Source records:

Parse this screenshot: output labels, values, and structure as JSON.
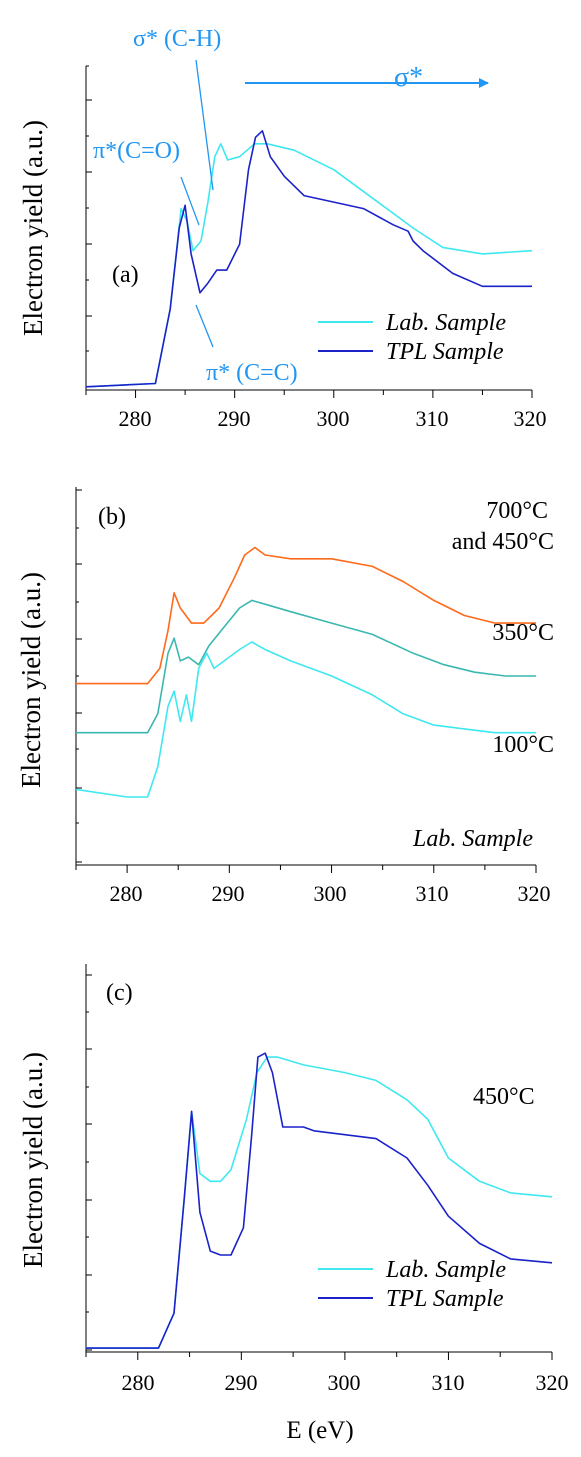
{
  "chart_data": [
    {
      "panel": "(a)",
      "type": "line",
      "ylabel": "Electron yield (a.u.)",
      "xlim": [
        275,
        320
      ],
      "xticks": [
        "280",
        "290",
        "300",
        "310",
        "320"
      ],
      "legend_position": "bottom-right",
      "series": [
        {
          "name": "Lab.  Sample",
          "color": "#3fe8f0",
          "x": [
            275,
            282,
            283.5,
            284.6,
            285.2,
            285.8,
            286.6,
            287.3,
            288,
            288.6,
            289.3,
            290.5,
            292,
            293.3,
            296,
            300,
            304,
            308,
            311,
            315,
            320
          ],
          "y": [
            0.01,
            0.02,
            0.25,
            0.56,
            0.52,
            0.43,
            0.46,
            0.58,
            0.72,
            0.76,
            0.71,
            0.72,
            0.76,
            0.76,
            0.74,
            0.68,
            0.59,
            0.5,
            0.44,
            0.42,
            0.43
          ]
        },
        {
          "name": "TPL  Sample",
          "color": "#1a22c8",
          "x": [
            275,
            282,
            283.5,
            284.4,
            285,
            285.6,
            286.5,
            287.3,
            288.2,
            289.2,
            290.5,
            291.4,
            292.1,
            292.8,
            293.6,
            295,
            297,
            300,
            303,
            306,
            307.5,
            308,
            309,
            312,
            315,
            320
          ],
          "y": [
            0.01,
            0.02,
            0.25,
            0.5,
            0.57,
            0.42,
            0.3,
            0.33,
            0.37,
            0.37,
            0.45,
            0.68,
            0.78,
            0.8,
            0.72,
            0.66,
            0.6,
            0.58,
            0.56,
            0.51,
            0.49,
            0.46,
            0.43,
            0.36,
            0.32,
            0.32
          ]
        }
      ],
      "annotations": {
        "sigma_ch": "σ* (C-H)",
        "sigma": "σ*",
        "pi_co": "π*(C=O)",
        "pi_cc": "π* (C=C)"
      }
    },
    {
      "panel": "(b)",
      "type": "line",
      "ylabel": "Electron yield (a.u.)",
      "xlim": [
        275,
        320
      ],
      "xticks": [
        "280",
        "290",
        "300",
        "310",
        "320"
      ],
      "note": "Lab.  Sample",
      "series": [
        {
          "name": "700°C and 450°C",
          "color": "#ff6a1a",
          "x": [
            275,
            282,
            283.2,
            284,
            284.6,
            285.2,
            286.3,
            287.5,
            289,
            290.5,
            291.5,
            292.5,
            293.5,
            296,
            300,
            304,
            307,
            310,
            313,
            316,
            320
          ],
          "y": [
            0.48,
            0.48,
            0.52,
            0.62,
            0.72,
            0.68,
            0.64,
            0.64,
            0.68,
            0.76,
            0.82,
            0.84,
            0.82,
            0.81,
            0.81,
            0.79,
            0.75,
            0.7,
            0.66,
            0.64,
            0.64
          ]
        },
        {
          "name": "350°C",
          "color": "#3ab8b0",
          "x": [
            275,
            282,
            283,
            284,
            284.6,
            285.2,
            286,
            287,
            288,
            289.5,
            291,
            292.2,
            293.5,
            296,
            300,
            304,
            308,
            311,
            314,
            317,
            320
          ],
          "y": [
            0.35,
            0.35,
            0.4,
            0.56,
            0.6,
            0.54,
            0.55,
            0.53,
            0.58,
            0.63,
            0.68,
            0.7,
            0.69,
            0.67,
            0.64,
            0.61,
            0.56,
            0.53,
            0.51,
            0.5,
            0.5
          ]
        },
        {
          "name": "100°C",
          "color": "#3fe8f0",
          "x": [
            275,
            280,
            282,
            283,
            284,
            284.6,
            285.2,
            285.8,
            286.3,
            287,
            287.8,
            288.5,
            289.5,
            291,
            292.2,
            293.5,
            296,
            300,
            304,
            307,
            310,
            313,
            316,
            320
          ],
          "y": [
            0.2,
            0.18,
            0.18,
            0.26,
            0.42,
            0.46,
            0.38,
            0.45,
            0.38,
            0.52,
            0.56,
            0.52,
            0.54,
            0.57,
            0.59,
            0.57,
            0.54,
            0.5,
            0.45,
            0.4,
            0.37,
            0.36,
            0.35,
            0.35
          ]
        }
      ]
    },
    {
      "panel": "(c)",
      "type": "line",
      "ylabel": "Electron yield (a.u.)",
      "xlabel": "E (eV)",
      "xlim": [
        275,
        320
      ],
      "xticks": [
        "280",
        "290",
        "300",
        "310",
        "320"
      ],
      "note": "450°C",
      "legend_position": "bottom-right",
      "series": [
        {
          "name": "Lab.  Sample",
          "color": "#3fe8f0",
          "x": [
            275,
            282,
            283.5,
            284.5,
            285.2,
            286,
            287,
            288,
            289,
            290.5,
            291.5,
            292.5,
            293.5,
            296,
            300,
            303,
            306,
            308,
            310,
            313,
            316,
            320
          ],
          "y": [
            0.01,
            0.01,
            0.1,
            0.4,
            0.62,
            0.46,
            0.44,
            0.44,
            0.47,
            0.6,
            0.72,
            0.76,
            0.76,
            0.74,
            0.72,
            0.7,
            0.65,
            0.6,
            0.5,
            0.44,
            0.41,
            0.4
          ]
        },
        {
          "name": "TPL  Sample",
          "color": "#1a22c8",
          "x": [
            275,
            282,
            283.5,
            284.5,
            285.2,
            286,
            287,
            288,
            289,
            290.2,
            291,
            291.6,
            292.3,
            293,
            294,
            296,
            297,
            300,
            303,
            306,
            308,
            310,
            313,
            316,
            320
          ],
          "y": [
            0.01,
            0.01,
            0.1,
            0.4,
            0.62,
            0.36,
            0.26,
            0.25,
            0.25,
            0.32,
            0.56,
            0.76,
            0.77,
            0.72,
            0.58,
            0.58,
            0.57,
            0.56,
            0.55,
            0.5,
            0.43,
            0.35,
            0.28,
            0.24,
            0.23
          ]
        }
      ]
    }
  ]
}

Your objective: The material above holds pictures; copy everything else in it exactly.

Full output:
Parse this screenshot: output labels, values, and structure as JSON.
{
  "chart_data": [
    {
      "panel": "(a)",
      "type": "line",
      "ylabel": "Electron yield (a.u.)",
      "xlim": [
        275,
        320
      ],
      "xticks": [
        "280",
        "290",
        "300",
        "310",
        "320"
      ],
      "legend_position": "bottom-right",
      "series": [
        {
          "name": "Lab.  Sample",
          "color": "#3fe8f0",
          "x": [
            275,
            282,
            283.5,
            284.6,
            285.2,
            285.8,
            286.6,
            287.3,
            288,
            288.6,
            289.3,
            290.5,
            292,
            293.3,
            296,
            300,
            304,
            308,
            311,
            315,
            320
          ],
          "y": [
            0.01,
            0.02,
            0.25,
            0.56,
            0.52,
            0.43,
            0.46,
            0.58,
            0.72,
            0.76,
            0.71,
            0.72,
            0.76,
            0.76,
            0.74,
            0.68,
            0.59,
            0.5,
            0.44,
            0.42,
            0.43
          ]
        },
        {
          "name": "TPL  Sample",
          "color": "#1a22c8",
          "x": [
            275,
            282,
            283.5,
            284.4,
            285,
            285.6,
            286.5,
            287.3,
            288.2,
            289.2,
            290.5,
            291.4,
            292.1,
            292.8,
            293.6,
            295,
            297,
            300,
            303,
            306,
            307.5,
            308,
            309,
            312,
            315,
            320
          ],
          "y": [
            0.01,
            0.02,
            0.25,
            0.5,
            0.57,
            0.42,
            0.3,
            0.33,
            0.37,
            0.37,
            0.45,
            0.68,
            0.78,
            0.8,
            0.72,
            0.66,
            0.6,
            0.58,
            0.56,
            0.51,
            0.49,
            0.46,
            0.43,
            0.36,
            0.32,
            0.32
          ]
        }
      ],
      "annotations": {
        "sigma_ch": "σ* (C-H)",
        "sigma": "σ*",
        "pi_co": "π*(C=O)",
        "pi_cc": "π* (C=C)"
      }
    },
    {
      "panel": "(b)",
      "type": "line",
      "ylabel": "Electron yield (a.u.)",
      "xlim": [
        275,
        320
      ],
      "xticks": [
        "280",
        "290",
        "300",
        "310",
        "320"
      ],
      "note": "Lab.  Sample",
      "series": [
        {
          "name": "700°C and 450°C",
          "color": "#ff6a1a",
          "x": [
            275,
            282,
            283.2,
            284,
            284.6,
            285.2,
            286.3,
            287.5,
            289,
            290.5,
            291.5,
            292.5,
            293.5,
            296,
            300,
            304,
            307,
            310,
            313,
            316,
            320
          ],
          "y": [
            0.48,
            0.48,
            0.52,
            0.62,
            0.72,
            0.68,
            0.64,
            0.64,
            0.68,
            0.76,
            0.82,
            0.84,
            0.82,
            0.81,
            0.81,
            0.79,
            0.75,
            0.7,
            0.66,
            0.64,
            0.64
          ]
        },
        {
          "name": "350°C",
          "color": "#3ab8b0",
          "x": [
            275,
            282,
            283,
            284,
            284.6,
            285.2,
            286,
            287,
            288,
            289.5,
            291,
            292.2,
            293.5,
            296,
            300,
            304,
            308,
            311,
            314,
            317,
            320
          ],
          "y": [
            0.35,
            0.35,
            0.4,
            0.56,
            0.6,
            0.54,
            0.55,
            0.53,
            0.58,
            0.63,
            0.68,
            0.7,
            0.69,
            0.67,
            0.64,
            0.61,
            0.56,
            0.53,
            0.51,
            0.5,
            0.5
          ]
        },
        {
          "name": "100°C",
          "color": "#3fe8f0",
          "x": [
            275,
            280,
            282,
            283,
            284,
            284.6,
            285.2,
            285.8,
            286.3,
            287,
            287.8,
            288.5,
            289.5,
            291,
            292.2,
            293.5,
            296,
            300,
            304,
            307,
            310,
            313,
            316,
            320
          ],
          "y": [
            0.2,
            0.18,
            0.18,
            0.26,
            0.42,
            0.46,
            0.38,
            0.45,
            0.38,
            0.52,
            0.56,
            0.52,
            0.54,
            0.57,
            0.59,
            0.57,
            0.54,
            0.5,
            0.45,
            0.4,
            0.37,
            0.36,
            0.35,
            0.35
          ]
        }
      ]
    },
    {
      "panel": "(c)",
      "type": "line",
      "ylabel": "Electron yield (a.u.)",
      "xlabel": "E (eV)",
      "xlim": [
        275,
        320
      ],
      "xticks": [
        "280",
        "290",
        "300",
        "310",
        "320"
      ],
      "note": "450°C",
      "legend_position": "bottom-right",
      "series": [
        {
          "name": "Lab.  Sample",
          "color": "#3fe8f0",
          "x": [
            275,
            282,
            283.5,
            284.5,
            285.2,
            286,
            287,
            288,
            289,
            290.5,
            291.5,
            292.5,
            293.5,
            296,
            300,
            303,
            306,
            308,
            310,
            313,
            316,
            320
          ],
          "y": [
            0.01,
            0.01,
            0.1,
            0.4,
            0.62,
            0.46,
            0.44,
            0.44,
            0.47,
            0.6,
            0.72,
            0.76,
            0.76,
            0.74,
            0.72,
            0.7,
            0.65,
            0.6,
            0.5,
            0.44,
            0.41,
            0.4
          ]
        },
        {
          "name": "TPL  Sample",
          "color": "#1a22c8",
          "x": [
            275,
            282,
            283.5,
            284.5,
            285.2,
            286,
            287,
            288,
            289,
            290.2,
            291,
            291.6,
            292.3,
            293,
            294,
            296,
            297,
            300,
            303,
            306,
            308,
            310,
            313,
            316,
            320
          ],
          "y": [
            0.01,
            0.01,
            0.1,
            0.4,
            0.62,
            0.36,
            0.26,
            0.25,
            0.25,
            0.32,
            0.56,
            0.76,
            0.77,
            0.72,
            0.58,
            0.58,
            0.57,
            0.56,
            0.55,
            0.5,
            0.43,
            0.35,
            0.28,
            0.24,
            0.23
          ]
        }
      ]
    }
  ]
}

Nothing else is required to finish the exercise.